**What the exercise asks**: Your task is to copy each line of the material that includes "machte".

**Records to use**:
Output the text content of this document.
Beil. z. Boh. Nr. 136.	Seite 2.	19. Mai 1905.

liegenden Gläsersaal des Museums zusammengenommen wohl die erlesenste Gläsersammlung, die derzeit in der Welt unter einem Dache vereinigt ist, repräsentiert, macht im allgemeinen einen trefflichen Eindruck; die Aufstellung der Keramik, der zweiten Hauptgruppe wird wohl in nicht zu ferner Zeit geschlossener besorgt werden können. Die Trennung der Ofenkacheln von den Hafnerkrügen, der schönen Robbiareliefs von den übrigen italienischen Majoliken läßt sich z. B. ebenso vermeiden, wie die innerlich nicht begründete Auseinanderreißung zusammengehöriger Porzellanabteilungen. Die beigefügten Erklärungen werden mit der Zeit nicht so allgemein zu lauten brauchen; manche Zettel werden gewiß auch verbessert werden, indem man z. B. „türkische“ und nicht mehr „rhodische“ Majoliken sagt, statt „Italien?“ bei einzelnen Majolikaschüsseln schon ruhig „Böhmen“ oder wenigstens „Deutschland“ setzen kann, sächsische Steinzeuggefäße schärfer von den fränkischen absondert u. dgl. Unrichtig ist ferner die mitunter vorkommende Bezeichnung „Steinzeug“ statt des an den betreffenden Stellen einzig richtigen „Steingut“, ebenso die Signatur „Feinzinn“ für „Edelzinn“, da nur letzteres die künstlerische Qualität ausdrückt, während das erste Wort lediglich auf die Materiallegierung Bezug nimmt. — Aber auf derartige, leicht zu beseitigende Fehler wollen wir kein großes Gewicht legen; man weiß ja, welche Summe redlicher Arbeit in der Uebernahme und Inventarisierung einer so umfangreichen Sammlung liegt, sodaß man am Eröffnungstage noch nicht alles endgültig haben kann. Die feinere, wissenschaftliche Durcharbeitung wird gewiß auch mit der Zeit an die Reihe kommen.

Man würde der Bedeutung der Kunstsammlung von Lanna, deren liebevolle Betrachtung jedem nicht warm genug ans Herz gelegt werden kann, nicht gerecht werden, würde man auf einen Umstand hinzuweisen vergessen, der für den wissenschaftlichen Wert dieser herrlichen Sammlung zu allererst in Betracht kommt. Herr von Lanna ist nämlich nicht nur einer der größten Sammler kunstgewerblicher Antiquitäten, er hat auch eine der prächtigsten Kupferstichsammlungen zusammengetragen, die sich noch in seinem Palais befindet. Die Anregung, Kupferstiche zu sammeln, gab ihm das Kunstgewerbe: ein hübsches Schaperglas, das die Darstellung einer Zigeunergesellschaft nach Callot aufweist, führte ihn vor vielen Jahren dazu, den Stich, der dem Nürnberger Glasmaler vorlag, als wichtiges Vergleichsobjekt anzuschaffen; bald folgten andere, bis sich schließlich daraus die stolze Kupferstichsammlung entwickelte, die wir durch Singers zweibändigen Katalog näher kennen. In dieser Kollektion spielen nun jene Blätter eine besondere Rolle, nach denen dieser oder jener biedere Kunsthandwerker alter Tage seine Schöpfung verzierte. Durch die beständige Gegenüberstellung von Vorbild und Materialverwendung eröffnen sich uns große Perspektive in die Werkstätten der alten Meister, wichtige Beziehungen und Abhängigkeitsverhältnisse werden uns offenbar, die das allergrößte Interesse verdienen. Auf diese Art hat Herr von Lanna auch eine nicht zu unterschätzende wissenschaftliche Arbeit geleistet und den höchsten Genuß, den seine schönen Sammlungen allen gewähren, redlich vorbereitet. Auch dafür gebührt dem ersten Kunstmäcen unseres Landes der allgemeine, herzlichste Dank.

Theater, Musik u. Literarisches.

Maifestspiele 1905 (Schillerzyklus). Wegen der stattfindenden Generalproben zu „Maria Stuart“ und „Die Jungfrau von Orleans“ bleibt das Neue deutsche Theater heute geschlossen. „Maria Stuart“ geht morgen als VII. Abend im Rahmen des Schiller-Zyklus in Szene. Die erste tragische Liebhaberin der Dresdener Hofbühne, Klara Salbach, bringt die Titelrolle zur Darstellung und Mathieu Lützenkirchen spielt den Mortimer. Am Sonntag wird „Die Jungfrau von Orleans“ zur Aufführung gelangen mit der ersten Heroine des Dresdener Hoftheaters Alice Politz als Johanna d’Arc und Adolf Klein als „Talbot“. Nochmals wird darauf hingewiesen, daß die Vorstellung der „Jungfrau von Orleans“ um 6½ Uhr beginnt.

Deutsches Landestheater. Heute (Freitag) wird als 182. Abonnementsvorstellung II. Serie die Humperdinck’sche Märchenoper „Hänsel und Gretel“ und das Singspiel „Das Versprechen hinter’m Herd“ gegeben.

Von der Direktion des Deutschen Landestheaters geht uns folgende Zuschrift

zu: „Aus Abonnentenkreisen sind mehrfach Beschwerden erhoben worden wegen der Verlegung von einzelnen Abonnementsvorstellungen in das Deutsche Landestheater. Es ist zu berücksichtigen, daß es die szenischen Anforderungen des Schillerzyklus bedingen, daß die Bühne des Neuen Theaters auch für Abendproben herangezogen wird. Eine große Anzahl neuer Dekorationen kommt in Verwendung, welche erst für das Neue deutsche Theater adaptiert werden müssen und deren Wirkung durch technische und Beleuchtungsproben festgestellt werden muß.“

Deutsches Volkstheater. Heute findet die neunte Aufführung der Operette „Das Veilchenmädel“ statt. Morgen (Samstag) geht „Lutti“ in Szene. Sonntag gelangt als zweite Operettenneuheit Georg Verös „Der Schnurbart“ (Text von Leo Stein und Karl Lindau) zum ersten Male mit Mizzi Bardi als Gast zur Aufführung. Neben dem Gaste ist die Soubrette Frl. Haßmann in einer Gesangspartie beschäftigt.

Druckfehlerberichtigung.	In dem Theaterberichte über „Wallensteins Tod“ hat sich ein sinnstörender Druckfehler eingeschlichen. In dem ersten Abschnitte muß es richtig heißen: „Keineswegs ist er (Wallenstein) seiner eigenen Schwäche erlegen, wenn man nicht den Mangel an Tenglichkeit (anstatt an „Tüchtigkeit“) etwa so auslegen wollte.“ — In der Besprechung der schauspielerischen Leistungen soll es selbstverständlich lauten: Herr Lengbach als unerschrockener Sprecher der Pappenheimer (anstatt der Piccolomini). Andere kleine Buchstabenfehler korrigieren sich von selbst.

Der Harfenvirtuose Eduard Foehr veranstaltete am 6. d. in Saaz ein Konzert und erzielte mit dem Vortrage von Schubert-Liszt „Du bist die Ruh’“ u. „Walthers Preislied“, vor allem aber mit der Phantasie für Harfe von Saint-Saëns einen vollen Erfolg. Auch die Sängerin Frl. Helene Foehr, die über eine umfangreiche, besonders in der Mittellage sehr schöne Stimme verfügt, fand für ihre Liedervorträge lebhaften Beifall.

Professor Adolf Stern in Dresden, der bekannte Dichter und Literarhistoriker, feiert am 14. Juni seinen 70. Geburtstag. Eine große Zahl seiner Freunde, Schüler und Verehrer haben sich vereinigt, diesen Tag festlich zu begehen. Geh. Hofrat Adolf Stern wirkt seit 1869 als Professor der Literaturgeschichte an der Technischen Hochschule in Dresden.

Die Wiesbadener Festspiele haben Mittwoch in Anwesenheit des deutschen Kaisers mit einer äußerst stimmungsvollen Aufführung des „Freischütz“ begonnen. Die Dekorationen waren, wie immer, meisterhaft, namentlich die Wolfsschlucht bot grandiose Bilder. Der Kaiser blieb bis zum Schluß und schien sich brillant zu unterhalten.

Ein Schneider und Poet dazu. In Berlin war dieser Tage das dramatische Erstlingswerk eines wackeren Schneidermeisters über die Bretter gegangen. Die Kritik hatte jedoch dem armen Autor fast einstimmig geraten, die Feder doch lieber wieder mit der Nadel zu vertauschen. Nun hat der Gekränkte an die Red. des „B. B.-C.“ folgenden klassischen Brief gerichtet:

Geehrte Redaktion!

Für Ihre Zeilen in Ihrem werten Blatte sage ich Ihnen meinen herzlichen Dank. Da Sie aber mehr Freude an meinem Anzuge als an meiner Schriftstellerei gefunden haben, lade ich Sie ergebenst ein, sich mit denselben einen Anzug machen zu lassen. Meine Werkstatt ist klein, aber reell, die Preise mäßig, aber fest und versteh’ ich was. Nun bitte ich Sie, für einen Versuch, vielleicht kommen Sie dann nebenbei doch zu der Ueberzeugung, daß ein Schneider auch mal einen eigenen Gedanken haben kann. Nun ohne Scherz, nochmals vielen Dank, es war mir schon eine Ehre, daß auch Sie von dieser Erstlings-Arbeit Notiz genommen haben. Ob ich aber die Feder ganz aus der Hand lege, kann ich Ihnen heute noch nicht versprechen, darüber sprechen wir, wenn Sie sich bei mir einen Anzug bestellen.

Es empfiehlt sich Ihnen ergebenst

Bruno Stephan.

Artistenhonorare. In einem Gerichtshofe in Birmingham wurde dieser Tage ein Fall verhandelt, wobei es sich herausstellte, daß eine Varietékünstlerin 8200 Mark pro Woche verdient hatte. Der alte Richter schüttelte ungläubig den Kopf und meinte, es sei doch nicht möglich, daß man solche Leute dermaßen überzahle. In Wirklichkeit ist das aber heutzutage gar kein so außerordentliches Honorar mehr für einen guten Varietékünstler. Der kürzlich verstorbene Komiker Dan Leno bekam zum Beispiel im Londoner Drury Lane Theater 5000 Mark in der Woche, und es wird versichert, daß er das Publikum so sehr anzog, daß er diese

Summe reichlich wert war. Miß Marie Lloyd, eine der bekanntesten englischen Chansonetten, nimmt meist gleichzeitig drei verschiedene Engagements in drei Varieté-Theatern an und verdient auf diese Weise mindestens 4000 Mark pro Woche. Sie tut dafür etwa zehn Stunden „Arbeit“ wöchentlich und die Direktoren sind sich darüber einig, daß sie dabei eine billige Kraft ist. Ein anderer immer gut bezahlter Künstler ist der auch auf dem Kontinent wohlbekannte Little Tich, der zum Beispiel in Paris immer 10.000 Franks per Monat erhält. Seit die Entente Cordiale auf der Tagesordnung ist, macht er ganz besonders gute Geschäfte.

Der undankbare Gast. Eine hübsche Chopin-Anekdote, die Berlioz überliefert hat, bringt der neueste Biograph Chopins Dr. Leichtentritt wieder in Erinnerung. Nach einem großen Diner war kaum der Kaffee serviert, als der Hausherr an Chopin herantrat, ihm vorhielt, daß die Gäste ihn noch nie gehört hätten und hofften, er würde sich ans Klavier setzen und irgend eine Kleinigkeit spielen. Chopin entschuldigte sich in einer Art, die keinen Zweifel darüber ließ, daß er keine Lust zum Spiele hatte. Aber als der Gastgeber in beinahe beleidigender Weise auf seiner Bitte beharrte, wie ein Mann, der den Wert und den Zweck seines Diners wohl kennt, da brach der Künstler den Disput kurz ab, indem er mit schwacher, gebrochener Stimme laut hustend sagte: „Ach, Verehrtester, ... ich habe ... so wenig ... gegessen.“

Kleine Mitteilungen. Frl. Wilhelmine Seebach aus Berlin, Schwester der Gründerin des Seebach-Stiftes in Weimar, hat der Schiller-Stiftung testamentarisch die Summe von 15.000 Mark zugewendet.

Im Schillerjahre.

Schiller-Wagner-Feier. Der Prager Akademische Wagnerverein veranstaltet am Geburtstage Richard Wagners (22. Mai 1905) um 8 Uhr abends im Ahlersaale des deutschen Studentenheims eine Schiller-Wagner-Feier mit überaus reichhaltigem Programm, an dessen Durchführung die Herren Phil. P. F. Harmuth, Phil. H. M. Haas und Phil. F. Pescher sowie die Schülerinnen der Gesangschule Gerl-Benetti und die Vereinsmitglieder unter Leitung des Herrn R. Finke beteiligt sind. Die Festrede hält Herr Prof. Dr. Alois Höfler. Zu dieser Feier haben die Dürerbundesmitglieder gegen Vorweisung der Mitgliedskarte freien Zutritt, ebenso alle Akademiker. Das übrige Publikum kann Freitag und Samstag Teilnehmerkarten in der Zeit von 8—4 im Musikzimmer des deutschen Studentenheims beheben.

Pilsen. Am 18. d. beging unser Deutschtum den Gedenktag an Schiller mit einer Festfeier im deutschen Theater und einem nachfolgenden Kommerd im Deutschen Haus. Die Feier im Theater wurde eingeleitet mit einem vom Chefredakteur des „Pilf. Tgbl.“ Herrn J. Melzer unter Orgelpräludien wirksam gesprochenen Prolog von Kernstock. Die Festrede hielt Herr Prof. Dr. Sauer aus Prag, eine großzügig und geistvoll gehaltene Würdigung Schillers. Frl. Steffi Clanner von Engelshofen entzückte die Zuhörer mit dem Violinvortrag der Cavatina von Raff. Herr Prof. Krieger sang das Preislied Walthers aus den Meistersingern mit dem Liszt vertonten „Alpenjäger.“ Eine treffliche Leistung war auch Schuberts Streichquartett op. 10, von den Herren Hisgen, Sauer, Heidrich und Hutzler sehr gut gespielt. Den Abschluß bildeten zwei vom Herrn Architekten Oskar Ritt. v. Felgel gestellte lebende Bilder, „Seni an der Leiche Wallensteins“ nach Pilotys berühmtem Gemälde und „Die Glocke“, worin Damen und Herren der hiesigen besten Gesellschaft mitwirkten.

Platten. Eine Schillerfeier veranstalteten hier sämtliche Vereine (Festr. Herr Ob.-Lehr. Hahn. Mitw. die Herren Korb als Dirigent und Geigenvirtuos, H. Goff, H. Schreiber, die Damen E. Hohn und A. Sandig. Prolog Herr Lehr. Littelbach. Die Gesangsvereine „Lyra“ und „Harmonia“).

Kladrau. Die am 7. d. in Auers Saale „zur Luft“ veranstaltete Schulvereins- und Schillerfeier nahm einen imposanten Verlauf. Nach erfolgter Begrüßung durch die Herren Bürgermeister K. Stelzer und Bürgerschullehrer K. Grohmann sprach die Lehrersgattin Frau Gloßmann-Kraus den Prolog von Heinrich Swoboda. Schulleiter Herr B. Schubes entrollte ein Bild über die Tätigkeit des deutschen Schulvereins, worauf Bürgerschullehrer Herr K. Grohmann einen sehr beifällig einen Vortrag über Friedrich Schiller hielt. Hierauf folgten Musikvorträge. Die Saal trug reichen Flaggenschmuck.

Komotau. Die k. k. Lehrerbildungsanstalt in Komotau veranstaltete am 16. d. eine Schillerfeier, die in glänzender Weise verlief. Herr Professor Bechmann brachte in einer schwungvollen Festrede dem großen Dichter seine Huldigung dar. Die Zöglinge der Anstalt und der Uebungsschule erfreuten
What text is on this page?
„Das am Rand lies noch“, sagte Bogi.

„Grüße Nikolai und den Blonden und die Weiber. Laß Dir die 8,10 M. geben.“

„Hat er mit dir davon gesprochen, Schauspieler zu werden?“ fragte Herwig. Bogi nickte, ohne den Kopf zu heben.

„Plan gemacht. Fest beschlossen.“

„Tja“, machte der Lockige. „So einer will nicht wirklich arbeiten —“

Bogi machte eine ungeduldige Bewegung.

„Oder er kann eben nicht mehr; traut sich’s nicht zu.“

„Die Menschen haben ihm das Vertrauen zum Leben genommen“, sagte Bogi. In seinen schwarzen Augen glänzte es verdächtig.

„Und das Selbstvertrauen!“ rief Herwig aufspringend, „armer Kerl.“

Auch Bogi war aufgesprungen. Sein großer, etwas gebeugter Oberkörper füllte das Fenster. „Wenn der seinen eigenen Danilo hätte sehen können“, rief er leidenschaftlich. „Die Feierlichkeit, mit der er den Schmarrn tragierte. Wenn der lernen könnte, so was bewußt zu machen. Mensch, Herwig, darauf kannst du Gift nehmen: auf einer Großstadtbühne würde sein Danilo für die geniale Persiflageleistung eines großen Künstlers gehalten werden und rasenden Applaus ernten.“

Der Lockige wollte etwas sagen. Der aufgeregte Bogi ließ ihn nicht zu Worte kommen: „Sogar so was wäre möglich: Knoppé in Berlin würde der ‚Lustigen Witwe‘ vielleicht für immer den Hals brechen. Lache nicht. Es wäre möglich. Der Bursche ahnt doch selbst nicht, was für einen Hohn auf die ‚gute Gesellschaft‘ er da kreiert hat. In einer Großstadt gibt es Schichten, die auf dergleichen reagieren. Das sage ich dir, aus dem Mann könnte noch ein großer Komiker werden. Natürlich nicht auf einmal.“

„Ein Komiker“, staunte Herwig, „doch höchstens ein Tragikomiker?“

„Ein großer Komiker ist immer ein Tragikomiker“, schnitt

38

**Answer to this problem**:
„Tja“, machte der Lockige. „So einer will nicht wirklich arbeiten —“
Bogi machte eine ungeduldige Bewegung.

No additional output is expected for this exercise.